--- START OF DATA FOR THIS TASK ---

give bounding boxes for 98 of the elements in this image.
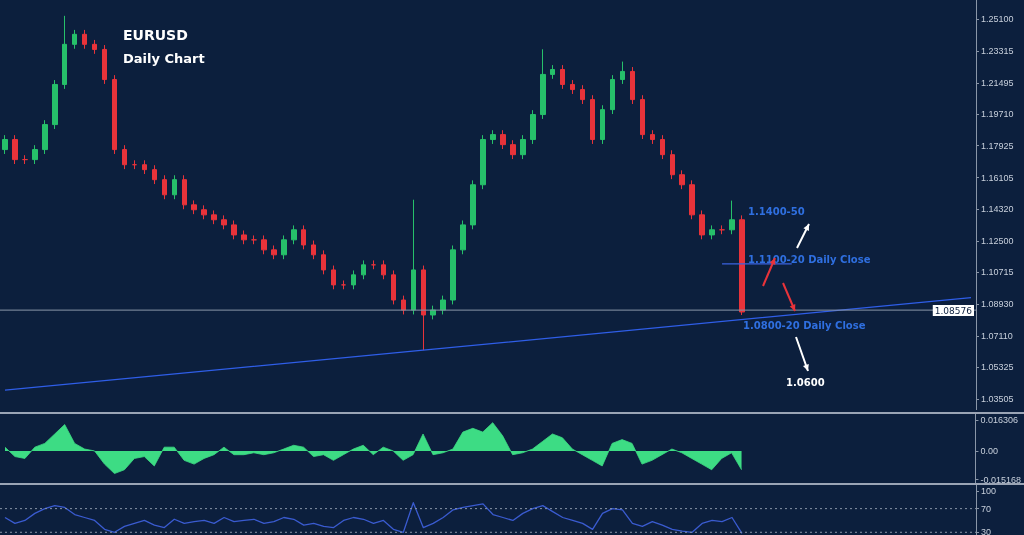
candlestick: [709, 224, 715, 240]
candlestick: [42, 119, 48, 155]
y-tick-label: 1.08930: [981, 298, 1014, 309]
candlestick: [162, 174, 167, 200]
y-tick-label: 1.17925: [981, 140, 1014, 151]
y-tick-label: 100: [981, 485, 997, 496]
candlestick: [550, 64, 555, 80]
annotation: 1.0800-20 Daily Close: [743, 319, 866, 331]
candlestick: [490, 129, 496, 145]
candlestick: [570, 79, 575, 95]
candlestick: [640, 94, 645, 140]
candlestick: [699, 209, 705, 240]
candlestick: [182, 174, 187, 210]
y-tick-label: 1.03505: [981, 394, 1014, 405]
candlestick: [480, 134, 486, 190]
ref-line-label: 1.08576: [934, 305, 973, 316]
y-tick-label: 1.10715: [981, 267, 1014, 278]
y-tick-label: 70: [981, 503, 992, 514]
candlestick: [450, 244, 456, 305]
text: EURUSD: [123, 27, 188, 43]
candlestick: [331, 265, 336, 290]
candlestick: [729, 200, 735, 235]
candlestick: [470, 179, 476, 230]
y-tick-label: 1.19710: [981, 109, 1014, 120]
candlestick: [271, 244, 277, 260]
candlestick: [301, 224, 306, 250]
y-tick-label: 1.25100: [981, 14, 1014, 25]
y-tick-label: 1.21495: [981, 77, 1014, 88]
candlestick: [201, 204, 207, 220]
candlestick: [142, 159, 147, 175]
candlestick: [391, 269, 396, 305]
candlestick: [411, 199, 416, 315]
y-tick-label: 1.14320: [981, 204, 1014, 215]
candlestick: [440, 295, 446, 315]
y-tick-label: -0.015168: [980, 474, 1022, 485]
candlestick: [630, 66, 635, 105]
candlestick: [261, 234, 267, 255]
candlestick: [580, 84, 585, 105]
candlestick: [2, 134, 8, 155]
line-series: [4, 502, 743, 535]
candlestick: [321, 249, 326, 275]
candlestick: [719, 224, 725, 235]
candlestick: [251, 234, 257, 245]
y-tick-label: 1.05325: [981, 362, 1014, 373]
candlestick: [102, 44, 107, 85]
candlestick: [172, 174, 177, 200]
candlestick: [600, 104, 605, 145]
y-tick-label: 1.07110: [981, 330, 1013, 341]
candlestick: [361, 259, 366, 280]
candlestick: [520, 134, 526, 160]
candlestick: [679, 169, 685, 190]
candlestick: [620, 61, 625, 85]
y-tick-label: 0.00: [980, 445, 998, 456]
annotation: 1.1100-20 Daily Close: [748, 253, 871, 265]
candlestick: [82, 29, 87, 50]
candlestick: [500, 129, 506, 150]
candlestick: [152, 164, 157, 185]
candlestick: [510, 139, 516, 160]
candlestick: [62, 15, 67, 90]
candlestick: [241, 230, 247, 245]
candlestick: [670, 149, 675, 180]
candlestick: [421, 265, 426, 351]
candlestick: [311, 240, 316, 260]
candlestick: [221, 214, 227, 230]
candlestick: [650, 129, 655, 145]
candlestick: [401, 295, 406, 315]
candlestick: [460, 219, 466, 255]
candlestick: [610, 74, 615, 115]
candlestick: [12, 134, 18, 165]
candlestick: [52, 79, 58, 130]
candlestick: [540, 48, 546, 120]
candlestick: [660, 134, 665, 160]
candlestick: [590, 94, 595, 145]
y-tick-label: 1.12500: [981, 236, 1014, 247]
y-tick-label: 30: [981, 527, 992, 535]
candlestick: [211, 209, 217, 225]
candlestick: [72, 29, 77, 50]
candlestick: [122, 144, 127, 170]
candlestick: [560, 64, 565, 90]
y-tick-label: 1.23315: [981, 45, 1014, 56]
candlestick: [739, 214, 745, 316]
candlestick: [231, 219, 237, 240]
y-tick-label: 0.016306: [980, 415, 1019, 426]
candlestick: [689, 179, 695, 220]
candlestick: [92, 39, 97, 55]
candlestick: [32, 144, 38, 165]
text: Daily Chart: [123, 51, 205, 66]
y-tick-label: 1.16105: [981, 172, 1014, 183]
candlestick: [191, 199, 197, 215]
candlestick: [530, 109, 536, 145]
candlestick: [351, 269, 356, 290]
candlestick: [291, 224, 297, 245]
annotation: 1.1400-50: [748, 205, 805, 217]
annotation: 1.0600: [786, 376, 825, 388]
candlestick: [22, 154, 28, 165]
candlestick: [112, 74, 117, 155]
candlestick: [281, 234, 287, 260]
candlestick: [381, 259, 386, 280]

--- END OF DATA FOR THIS TASK ---

■ OBJECTIVE ■
Retype everything from the line containing "candlestick: [709, 224, 715, 240]" down to the line containing "candlestick: [440, 295, 446, 315]", both included, without changing any character.

■ OUTPUT ■
candlestick: [709, 224, 715, 240]
candlestick: [42, 119, 48, 155]
y-tick-label: 1.08930: [981, 298, 1014, 309]
candlestick: [162, 174, 167, 200]
y-tick-label: 1.17925: [981, 140, 1014, 151]
y-tick-label: 100: [981, 485, 997, 496]
candlestick: [550, 64, 555, 80]
annotation: 1.0800-20 Daily Close: [743, 319, 866, 331]
candlestick: [490, 129, 496, 145]
candlestick: [570, 79, 575, 95]
candlestick: [640, 94, 645, 140]
candlestick: [699, 209, 705, 240]
candlestick: [182, 174, 187, 210]
y-tick-label: 1.03505: [981, 394, 1014, 405]
candlestick: [480, 134, 486, 190]
ref-line-label: 1.08576: [934, 305, 973, 316]
y-tick-label: 1.10715: [981, 267, 1014, 278]
y-tick-label: 70: [981, 503, 992, 514]
candlestick: [450, 244, 456, 305]
text: EURUSD: [123, 27, 188, 43]
candlestick: [331, 265, 336, 290]
candlestick: [729, 200, 735, 235]
candlestick: [470, 179, 476, 230]
y-tick-label: 1.19710: [981, 109, 1014, 120]
candlestick: [271, 244, 277, 260]
candlestick: [301, 224, 306, 250]
y-tick-label: 1.25100: [981, 14, 1014, 25]
y-tick-label: 1.21495: [981, 77, 1014, 88]
candlestick: [201, 204, 207, 220]
candlestick: [142, 159, 147, 175]
candlestick: [391, 269, 396, 305]
candlestick: [411, 199, 416, 315]
y-tick-label: 1.14320: [981, 204, 1014, 215]
candlestick: [440, 295, 446, 315]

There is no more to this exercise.